DATASET ENTRIES —

** begin **

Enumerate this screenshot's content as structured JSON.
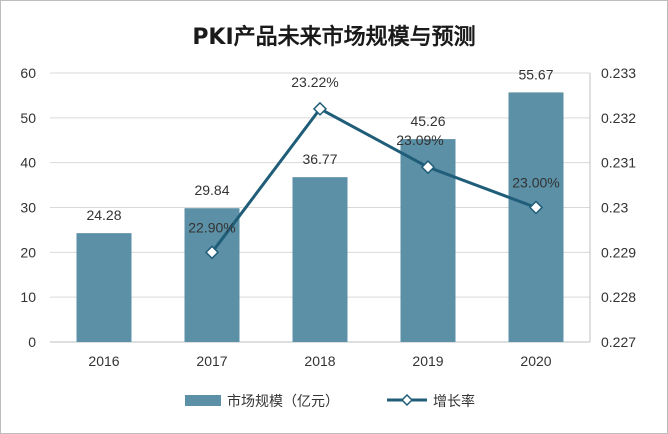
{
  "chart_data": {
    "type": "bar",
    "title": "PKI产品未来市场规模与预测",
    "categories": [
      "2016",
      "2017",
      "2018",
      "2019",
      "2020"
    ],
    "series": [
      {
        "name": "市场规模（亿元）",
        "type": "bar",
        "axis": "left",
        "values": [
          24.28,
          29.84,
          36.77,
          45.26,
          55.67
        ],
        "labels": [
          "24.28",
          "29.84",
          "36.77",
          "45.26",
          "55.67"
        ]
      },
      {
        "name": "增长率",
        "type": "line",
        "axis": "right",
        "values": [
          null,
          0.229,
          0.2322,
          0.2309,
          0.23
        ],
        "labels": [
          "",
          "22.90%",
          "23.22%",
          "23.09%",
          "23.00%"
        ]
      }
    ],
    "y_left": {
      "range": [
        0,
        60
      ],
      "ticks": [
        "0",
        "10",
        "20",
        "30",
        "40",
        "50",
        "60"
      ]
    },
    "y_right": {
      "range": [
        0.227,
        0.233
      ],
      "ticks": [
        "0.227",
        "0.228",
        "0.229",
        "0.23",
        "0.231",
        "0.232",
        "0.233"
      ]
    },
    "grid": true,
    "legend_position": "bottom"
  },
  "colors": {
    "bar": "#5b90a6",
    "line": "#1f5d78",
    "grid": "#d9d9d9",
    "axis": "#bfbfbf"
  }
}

** end **

Omitting all images, print the listing exactly.

Enumerate this screenshot's content as structured JSON.
{
  "chart_data": {
    "type": "bar",
    "title": "PKI产品未来市场规模与预测",
    "categories": [
      "2016",
      "2017",
      "2018",
      "2019",
      "2020"
    ],
    "series": [
      {
        "name": "市场规模（亿元）",
        "type": "bar",
        "axis": "left",
        "values": [
          24.28,
          29.84,
          36.77,
          45.26,
          55.67
        ],
        "labels": [
          "24.28",
          "29.84",
          "36.77",
          "45.26",
          "55.67"
        ]
      },
      {
        "name": "增长率",
        "type": "line",
        "axis": "right",
        "values": [
          null,
          0.229,
          0.2322,
          0.2309,
          0.23
        ],
        "labels": [
          "",
          "22.90%",
          "23.22%",
          "23.09%",
          "23.00%"
        ]
      }
    ],
    "y_left": {
      "range": [
        0,
        60
      ],
      "ticks": [
        "0",
        "10",
        "20",
        "30",
        "40",
        "50",
        "60"
      ]
    },
    "y_right": {
      "range": [
        0.227,
        0.233
      ],
      "ticks": [
        "0.227",
        "0.228",
        "0.229",
        "0.23",
        "0.231",
        "0.232",
        "0.233"
      ]
    },
    "grid": true,
    "legend_position": "bottom"
  },
  "colors": {
    "bar": "#5b90a6",
    "line": "#1f5d78",
    "grid": "#d9d9d9",
    "axis": "#bfbfbf"
  }
}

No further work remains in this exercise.